- _GOAL_
Every line with the string "availability" should be gathered.

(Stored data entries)
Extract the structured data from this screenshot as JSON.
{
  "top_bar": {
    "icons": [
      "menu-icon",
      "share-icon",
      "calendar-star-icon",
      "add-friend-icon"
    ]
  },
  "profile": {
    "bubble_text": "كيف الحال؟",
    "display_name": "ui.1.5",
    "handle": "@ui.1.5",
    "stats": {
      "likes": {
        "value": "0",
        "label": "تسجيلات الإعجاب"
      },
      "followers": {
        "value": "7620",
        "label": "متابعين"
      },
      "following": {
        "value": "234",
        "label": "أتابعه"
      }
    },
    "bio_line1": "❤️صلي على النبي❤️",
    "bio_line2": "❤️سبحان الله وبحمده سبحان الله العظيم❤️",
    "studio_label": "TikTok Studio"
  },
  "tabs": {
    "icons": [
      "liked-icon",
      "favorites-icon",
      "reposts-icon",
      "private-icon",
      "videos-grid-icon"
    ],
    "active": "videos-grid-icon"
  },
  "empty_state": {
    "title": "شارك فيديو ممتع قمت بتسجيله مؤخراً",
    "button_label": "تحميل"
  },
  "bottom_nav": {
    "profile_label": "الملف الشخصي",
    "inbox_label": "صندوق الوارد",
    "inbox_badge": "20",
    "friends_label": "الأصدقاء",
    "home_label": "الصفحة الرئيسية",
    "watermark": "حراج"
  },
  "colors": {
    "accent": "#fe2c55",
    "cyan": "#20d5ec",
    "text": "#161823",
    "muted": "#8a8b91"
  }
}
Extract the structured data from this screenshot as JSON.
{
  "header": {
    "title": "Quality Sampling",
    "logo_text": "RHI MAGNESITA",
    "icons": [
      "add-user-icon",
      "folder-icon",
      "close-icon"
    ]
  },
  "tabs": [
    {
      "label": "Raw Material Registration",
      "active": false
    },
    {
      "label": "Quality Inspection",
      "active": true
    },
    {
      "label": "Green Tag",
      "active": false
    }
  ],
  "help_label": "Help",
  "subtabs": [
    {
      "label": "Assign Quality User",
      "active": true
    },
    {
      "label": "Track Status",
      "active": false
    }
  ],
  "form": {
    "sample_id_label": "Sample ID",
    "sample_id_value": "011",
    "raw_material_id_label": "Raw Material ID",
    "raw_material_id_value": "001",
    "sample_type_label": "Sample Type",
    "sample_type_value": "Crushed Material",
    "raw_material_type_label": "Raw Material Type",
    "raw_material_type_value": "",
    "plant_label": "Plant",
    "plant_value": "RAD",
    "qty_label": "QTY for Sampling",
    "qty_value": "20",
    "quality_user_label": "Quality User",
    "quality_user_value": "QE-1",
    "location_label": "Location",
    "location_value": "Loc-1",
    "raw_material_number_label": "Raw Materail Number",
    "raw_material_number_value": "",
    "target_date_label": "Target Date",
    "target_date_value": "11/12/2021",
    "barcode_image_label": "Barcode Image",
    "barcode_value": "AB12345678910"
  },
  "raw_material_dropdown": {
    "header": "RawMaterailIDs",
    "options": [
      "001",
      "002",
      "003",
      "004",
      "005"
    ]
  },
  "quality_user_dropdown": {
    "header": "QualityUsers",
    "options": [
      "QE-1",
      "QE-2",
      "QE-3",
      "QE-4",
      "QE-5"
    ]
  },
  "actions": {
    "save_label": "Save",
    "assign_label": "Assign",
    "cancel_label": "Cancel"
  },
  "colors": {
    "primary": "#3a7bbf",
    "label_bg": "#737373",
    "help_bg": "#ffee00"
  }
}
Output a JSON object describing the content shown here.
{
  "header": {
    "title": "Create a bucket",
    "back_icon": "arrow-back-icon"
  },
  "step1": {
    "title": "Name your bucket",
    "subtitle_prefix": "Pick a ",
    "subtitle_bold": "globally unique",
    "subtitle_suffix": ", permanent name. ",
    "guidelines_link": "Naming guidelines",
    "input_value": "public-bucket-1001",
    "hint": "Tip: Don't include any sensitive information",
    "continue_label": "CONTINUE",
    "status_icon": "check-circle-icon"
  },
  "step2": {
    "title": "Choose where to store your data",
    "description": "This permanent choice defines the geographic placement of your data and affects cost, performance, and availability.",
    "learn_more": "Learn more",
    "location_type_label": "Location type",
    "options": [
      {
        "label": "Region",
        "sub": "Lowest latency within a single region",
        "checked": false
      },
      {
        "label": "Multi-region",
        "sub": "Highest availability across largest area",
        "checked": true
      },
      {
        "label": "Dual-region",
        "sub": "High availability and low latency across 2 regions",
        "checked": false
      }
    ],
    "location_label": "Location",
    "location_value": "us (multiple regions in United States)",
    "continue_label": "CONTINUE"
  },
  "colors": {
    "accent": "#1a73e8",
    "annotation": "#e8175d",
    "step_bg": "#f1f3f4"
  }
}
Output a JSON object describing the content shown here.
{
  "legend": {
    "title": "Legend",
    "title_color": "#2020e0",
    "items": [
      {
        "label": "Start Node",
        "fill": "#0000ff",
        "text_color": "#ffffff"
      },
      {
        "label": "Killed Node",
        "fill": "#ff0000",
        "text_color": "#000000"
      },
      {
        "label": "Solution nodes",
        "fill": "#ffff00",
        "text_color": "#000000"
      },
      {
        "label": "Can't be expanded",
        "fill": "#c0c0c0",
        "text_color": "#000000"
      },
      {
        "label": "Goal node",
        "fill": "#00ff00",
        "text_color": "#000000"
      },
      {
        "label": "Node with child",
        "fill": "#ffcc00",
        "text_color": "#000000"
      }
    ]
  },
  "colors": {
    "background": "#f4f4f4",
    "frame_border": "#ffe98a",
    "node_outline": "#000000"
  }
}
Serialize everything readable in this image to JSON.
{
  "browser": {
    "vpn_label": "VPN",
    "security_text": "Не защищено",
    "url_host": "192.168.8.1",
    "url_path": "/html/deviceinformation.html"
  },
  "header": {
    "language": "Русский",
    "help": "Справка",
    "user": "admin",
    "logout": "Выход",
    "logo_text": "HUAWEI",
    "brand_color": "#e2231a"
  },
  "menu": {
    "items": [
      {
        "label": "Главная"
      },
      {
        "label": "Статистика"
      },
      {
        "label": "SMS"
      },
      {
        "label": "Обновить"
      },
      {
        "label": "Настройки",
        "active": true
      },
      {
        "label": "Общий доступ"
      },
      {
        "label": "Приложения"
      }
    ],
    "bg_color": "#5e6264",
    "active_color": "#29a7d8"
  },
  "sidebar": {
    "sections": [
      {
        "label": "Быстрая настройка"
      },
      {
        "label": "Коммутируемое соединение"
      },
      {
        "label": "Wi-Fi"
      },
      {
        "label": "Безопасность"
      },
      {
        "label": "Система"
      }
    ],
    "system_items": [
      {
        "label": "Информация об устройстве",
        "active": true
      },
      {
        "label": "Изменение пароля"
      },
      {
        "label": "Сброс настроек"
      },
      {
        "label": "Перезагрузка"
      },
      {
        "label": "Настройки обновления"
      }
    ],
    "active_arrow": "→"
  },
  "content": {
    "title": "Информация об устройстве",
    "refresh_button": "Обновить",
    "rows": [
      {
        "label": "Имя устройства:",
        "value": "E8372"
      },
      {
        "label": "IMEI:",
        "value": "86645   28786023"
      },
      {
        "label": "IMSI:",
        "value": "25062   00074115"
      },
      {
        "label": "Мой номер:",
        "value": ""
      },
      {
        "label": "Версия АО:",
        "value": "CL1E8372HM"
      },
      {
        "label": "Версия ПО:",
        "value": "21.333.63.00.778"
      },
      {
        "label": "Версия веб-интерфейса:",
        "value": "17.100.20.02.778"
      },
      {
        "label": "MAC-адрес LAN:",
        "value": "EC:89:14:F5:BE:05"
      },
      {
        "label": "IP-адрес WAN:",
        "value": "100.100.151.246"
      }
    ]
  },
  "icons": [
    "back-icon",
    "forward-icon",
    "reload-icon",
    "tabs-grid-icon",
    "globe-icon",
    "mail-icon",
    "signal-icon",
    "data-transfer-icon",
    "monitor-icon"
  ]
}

- _SOLUTION_
    "description": "This permanent choice defines the geographic placement of your data and affects cost, performance, and availability.",
        "sub": "Highest availability across largest area",
        "sub": "High availability and low latency across 2 regions",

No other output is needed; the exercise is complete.